Task to carry out » Please copy all of the following rows verbatim.

[START Input for this task]

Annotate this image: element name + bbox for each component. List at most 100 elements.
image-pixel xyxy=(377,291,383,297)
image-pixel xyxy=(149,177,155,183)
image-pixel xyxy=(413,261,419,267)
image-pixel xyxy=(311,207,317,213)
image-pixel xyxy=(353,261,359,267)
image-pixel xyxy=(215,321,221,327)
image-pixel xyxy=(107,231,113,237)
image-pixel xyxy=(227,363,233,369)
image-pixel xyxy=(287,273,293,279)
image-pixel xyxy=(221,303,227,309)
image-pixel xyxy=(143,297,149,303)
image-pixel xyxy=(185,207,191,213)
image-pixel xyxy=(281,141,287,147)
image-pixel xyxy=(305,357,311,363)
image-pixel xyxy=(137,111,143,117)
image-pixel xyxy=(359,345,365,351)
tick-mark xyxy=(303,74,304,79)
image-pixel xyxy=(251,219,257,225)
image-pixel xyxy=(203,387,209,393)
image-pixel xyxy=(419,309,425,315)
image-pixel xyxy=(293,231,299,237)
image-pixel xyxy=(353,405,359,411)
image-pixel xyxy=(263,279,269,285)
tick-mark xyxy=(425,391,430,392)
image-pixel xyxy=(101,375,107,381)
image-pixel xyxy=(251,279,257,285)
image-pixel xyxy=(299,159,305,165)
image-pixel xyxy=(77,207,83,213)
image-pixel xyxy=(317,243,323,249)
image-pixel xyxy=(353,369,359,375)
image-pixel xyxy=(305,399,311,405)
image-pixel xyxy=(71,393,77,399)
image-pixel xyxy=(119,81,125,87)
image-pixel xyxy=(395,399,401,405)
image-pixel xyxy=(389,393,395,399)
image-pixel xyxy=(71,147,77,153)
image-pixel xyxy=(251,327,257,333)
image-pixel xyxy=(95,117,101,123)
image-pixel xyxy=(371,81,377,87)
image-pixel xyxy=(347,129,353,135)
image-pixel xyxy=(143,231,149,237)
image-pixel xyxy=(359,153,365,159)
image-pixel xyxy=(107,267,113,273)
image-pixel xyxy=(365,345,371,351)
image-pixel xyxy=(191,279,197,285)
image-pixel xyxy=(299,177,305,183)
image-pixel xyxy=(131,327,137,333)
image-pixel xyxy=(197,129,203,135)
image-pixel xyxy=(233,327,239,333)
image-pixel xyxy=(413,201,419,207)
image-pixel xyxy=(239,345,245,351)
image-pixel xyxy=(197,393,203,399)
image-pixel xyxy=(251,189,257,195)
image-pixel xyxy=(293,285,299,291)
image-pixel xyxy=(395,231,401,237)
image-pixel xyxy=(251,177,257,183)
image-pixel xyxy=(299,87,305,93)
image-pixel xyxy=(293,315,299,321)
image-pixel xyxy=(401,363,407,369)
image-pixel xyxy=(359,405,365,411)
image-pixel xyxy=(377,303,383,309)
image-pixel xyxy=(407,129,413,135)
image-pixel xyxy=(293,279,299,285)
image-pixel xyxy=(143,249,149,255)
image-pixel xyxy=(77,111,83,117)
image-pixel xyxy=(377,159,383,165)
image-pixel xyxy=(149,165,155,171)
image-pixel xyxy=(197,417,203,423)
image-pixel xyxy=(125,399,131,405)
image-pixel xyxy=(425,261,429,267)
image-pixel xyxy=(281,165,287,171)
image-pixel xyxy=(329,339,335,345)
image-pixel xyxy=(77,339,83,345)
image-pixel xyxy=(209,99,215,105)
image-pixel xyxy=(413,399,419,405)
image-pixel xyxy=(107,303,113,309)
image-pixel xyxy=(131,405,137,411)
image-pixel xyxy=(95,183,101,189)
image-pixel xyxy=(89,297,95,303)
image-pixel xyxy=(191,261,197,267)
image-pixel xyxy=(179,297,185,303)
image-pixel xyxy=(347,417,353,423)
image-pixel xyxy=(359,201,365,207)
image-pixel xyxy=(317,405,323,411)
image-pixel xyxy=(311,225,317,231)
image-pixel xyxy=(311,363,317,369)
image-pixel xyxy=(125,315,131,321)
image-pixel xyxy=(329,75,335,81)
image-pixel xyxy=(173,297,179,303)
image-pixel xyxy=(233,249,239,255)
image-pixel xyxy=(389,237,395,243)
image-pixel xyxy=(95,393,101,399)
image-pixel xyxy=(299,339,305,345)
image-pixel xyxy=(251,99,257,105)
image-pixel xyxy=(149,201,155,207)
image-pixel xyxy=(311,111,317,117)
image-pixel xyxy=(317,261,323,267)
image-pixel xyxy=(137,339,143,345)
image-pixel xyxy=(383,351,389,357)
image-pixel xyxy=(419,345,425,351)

[END Input for this task]

Correct response »
Annotate this image: element name + bbox for each component. List at most 100 elements.
image-pixel xyxy=(377,291,383,297)
image-pixel xyxy=(149,177,155,183)
image-pixel xyxy=(413,261,419,267)
image-pixel xyxy=(311,207,317,213)
image-pixel xyxy=(353,261,359,267)
image-pixel xyxy=(215,321,221,327)
image-pixel xyxy=(107,231,113,237)
image-pixel xyxy=(227,363,233,369)
image-pixel xyxy=(287,273,293,279)
image-pixel xyxy=(221,303,227,309)
image-pixel xyxy=(143,297,149,303)
image-pixel xyxy=(185,207,191,213)
image-pixel xyxy=(281,141,287,147)
image-pixel xyxy=(305,357,311,363)
image-pixel xyxy=(137,111,143,117)
image-pixel xyxy=(359,345,365,351)
tick-mark xyxy=(303,74,304,79)
image-pixel xyxy=(251,219,257,225)
image-pixel xyxy=(203,387,209,393)
image-pixel xyxy=(419,309,425,315)
image-pixel xyxy=(293,231,299,237)
image-pixel xyxy=(353,405,359,411)
image-pixel xyxy=(263,279,269,285)
tick-mark xyxy=(425,391,430,392)
image-pixel xyxy=(101,375,107,381)
image-pixel xyxy=(251,279,257,285)
image-pixel xyxy=(299,159,305,165)
image-pixel xyxy=(77,207,83,213)
image-pixel xyxy=(317,243,323,249)
image-pixel xyxy=(353,369,359,375)
image-pixel xyxy=(305,399,311,405)
image-pixel xyxy=(71,393,77,399)
image-pixel xyxy=(119,81,125,87)
image-pixel xyxy=(395,399,401,405)
image-pixel xyxy=(389,393,395,399)
image-pixel xyxy=(71,147,77,153)
image-pixel xyxy=(251,327,257,333)
image-pixel xyxy=(95,117,101,123)
image-pixel xyxy=(371,81,377,87)
image-pixel xyxy=(347,129,353,135)
image-pixel xyxy=(143,231,149,237)
image-pixel xyxy=(359,153,365,159)
image-pixel xyxy=(107,267,113,273)
image-pixel xyxy=(365,345,371,351)
image-pixel xyxy=(191,279,197,285)
image-pixel xyxy=(299,177,305,183)
image-pixel xyxy=(131,327,137,333)
image-pixel xyxy=(197,129,203,135)
image-pixel xyxy=(233,327,239,333)
image-pixel xyxy=(413,201,419,207)
image-pixel xyxy=(239,345,245,351)
image-pixel xyxy=(197,393,203,399)
image-pixel xyxy=(251,189,257,195)
image-pixel xyxy=(293,285,299,291)
image-pixel xyxy=(395,231,401,237)
image-pixel xyxy=(251,177,257,183)
image-pixel xyxy=(299,87,305,93)
image-pixel xyxy=(293,315,299,321)
image-pixel xyxy=(401,363,407,369)
image-pixel xyxy=(359,405,365,411)
image-pixel xyxy=(377,303,383,309)
image-pixel xyxy=(407,129,413,135)
image-pixel xyxy=(293,279,299,285)
image-pixel xyxy=(143,249,149,255)
image-pixel xyxy=(77,111,83,117)
image-pixel xyxy=(377,159,383,165)
image-pixel xyxy=(149,165,155,171)
image-pixel xyxy=(197,417,203,423)
image-pixel xyxy=(125,399,131,405)
image-pixel xyxy=(425,261,429,267)
image-pixel xyxy=(281,165,287,171)
image-pixel xyxy=(329,339,335,345)
image-pixel xyxy=(77,339,83,345)
image-pixel xyxy=(209,99,215,105)
image-pixel xyxy=(413,399,419,405)
image-pixel xyxy=(107,303,113,309)
image-pixel xyxy=(131,405,137,411)
image-pixel xyxy=(95,183,101,189)
image-pixel xyxy=(89,297,95,303)
image-pixel xyxy=(191,261,197,267)
image-pixel xyxy=(179,297,185,303)
image-pixel xyxy=(347,417,353,423)
image-pixel xyxy=(359,201,365,207)
image-pixel xyxy=(317,405,323,411)
image-pixel xyxy=(311,225,317,231)
image-pixel xyxy=(311,363,317,369)
image-pixel xyxy=(125,315,131,321)
image-pixel xyxy=(329,75,335,81)
image-pixel xyxy=(173,297,179,303)
image-pixel xyxy=(233,249,239,255)
image-pixel xyxy=(389,237,395,243)
image-pixel xyxy=(95,393,101,399)
image-pixel xyxy=(299,339,305,345)
image-pixel xyxy=(251,99,257,105)
image-pixel xyxy=(149,201,155,207)
image-pixel xyxy=(311,111,317,117)
image-pixel xyxy=(317,261,323,267)
image-pixel xyxy=(137,339,143,345)
image-pixel xyxy=(383,351,389,357)
image-pixel xyxy=(419,345,425,351)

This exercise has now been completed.